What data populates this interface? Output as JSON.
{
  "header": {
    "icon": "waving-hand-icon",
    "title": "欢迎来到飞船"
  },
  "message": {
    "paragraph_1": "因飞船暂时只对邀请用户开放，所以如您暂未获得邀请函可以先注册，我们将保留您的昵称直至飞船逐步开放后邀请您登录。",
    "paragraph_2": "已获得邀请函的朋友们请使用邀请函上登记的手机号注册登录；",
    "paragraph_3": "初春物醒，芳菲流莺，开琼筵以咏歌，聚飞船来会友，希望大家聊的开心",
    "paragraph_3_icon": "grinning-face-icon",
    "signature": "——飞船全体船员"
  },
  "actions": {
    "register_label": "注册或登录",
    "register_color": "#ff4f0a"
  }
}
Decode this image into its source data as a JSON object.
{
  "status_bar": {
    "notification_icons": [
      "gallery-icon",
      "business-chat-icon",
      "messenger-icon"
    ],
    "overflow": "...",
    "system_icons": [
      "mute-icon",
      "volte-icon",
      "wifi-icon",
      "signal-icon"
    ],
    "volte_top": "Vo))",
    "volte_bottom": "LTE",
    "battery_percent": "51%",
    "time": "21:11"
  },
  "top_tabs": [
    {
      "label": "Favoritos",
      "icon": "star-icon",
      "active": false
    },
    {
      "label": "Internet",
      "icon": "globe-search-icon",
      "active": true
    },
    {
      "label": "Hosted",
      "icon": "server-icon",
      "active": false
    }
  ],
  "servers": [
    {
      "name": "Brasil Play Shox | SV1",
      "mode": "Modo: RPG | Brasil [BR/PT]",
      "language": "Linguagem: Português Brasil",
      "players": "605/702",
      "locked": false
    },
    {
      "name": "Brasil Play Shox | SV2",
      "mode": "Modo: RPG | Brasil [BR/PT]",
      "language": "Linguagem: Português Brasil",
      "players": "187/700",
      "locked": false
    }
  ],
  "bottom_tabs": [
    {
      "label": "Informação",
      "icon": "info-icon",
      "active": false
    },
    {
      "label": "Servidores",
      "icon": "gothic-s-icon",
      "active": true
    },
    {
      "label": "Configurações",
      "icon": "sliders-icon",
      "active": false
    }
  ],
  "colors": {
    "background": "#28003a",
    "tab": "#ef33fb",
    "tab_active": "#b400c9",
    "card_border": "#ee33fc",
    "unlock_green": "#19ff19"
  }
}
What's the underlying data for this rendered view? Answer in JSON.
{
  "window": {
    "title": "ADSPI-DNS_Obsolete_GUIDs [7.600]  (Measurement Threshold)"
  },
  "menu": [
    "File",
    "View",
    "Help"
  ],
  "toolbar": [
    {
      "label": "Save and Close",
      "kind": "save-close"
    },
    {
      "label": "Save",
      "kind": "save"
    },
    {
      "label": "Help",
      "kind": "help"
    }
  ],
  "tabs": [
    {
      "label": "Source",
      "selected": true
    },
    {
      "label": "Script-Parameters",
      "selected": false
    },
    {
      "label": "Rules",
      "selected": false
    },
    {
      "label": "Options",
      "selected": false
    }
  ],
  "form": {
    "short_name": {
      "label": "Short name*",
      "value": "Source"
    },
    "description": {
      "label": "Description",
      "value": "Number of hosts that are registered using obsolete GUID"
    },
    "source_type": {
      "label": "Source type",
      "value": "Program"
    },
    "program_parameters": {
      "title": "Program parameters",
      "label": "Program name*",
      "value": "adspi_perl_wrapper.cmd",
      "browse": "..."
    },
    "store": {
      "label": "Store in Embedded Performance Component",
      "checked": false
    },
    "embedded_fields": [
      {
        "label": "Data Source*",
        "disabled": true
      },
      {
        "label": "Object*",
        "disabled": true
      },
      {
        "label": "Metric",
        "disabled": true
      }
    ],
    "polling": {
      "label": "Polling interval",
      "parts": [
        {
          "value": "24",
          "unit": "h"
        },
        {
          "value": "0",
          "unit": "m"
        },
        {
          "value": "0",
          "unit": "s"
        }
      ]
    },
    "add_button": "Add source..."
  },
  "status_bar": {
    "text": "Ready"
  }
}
•••
TASK PROMPT ▸ Please return the data above exactly as given.

EXPECTED ANSWER ▸
What data populates this interface? Output as JSON.
{
  "header": {
    "icon": "waving-hand-icon",
    "title": "欢迎来到飞船"
  },
  "message": {
    "paragraph_1": "因飞船暂时只对邀请用户开放，所以如您暂未获得邀请函可以先注册，我们将保留您的昵称直至飞船逐步开放后邀请您登录。",
    "paragraph_2": "已获得邀请函的朋友们请使用邀请函上登记的手机号注册登录；",
    "paragraph_3": "初春物醒，芳菲流莺，开琼筵以咏歌，聚飞船来会友，希望大家聊的开心",
    "paragraph_3_icon": "grinning-face-icon",
    "signature": "——飞船全体船员"
  },
  "actions": {
    "register_label": "注册或登录",
    "register_color": "#ff4f0a"
  }
}
Decode this image into its source data as a JSON object.
{
  "status_bar": {
    "notification_icons": [
      "gallery-icon",
      "business-chat-icon",
      "messenger-icon"
    ],
    "overflow": "...",
    "system_icons": [
      "mute-icon",
      "volte-icon",
      "wifi-icon",
      "signal-icon"
    ],
    "volte_top": "Vo))",
    "volte_bottom": "LTE",
    "battery_percent": "51%",
    "time": "21:11"
  },
  "top_tabs": [
    {
      "label": "Favoritos",
      "icon": "star-icon",
      "active": false
    },
    {
      "label": "Internet",
      "icon": "globe-search-icon",
      "active": true
    },
    {
      "label": "Hosted",
      "icon": "server-icon",
      "active": false
    }
  ],
  "servers": [
    {
      "name": "Brasil Play Shox | SV1",
      "mode": "Modo: RPG | Brasil [BR/PT]",
      "language": "Linguagem: Português Brasil",
      "players": "605/702",
      "locked": false
    },
    {
      "name": "Brasil Play Shox | SV2",
      "mode": "Modo: RPG | Brasil [BR/PT]",
      "language": "Linguagem: Português Brasil",
      "players": "187/700",
      "locked": false
    }
  ],
  "bottom_tabs": [
    {
      "label": "Informação",
      "icon": "info-icon",
      "active": false
    },
    {
      "label": "Servidores",
      "icon": "gothic-s-icon",
      "active": true
    },
    {
      "label": "Configurações",
      "icon": "sliders-icon",
      "active": false
    }
  ],
  "colors": {
    "background": "#28003a",
    "tab": "#ef33fb",
    "tab_active": "#b400c9",
    "card_border": "#ee33fc",
    "unlock_green": "#19ff19"
  }
}
What's the underlying data for this rendered view? Answer in JSON.
{
  "window": {
    "title": "ADSPI-DNS_Obsolete_GUIDs [7.600]  (Measurement Threshold)"
  },
  "menu": [
    "File",
    "View",
    "Help"
  ],
  "toolbar": [
    {
      "label": "Save and Close",
      "kind": "save-close"
    },
    {
      "label": "Save",
      "kind": "save"
    },
    {
      "label": "Help",
      "kind": "help"
    }
  ],
  "tabs": [
    {
      "label": "Source",
      "selected": true
    },
    {
      "label": "Script-Parameters",
      "selected": false
    },
    {
      "label": "Rules",
      "selected": false
    },
    {
      "label": "Options",
      "selected": false
    }
  ],
  "form": {
    "short_name": {
      "label": "Short name*",
      "value": "Source"
    },
    "description": {
      "label": "Description",
      "value": "Number of hosts that are registered using obsolete GUID"
    },
    "source_type": {
      "label": "Source type",
      "value": "Program"
    },
    "program_parameters": {
      "title": "Program parameters",
      "label": "Program name*",
      "value": "adspi_perl_wrapper.cmd",
      "browse": "..."
    },
    "store": {
      "label": "Store in Embedded Performance Component",
      "checked": false
    },
    "embedded_fields": [
      {
        "label": "Data Source*",
        "disabled": true
      },
      {
        "label": "Object*",
        "disabled": true
      },
      {
        "label": "Metric",
        "disabled": true
      }
    ],
    "polling": {
      "label": "Polling interval",
      "parts": [
        {
          "value": "24",
          "unit": "h"
        },
        {
          "value": "0",
          "unit": "m"
        },
        {
          "value": "0",
          "unit": "s"
        }
      ]
    },
    "add_button": "Add source..."
  },
  "status_bar": {
    "text": "Ready"
  }
}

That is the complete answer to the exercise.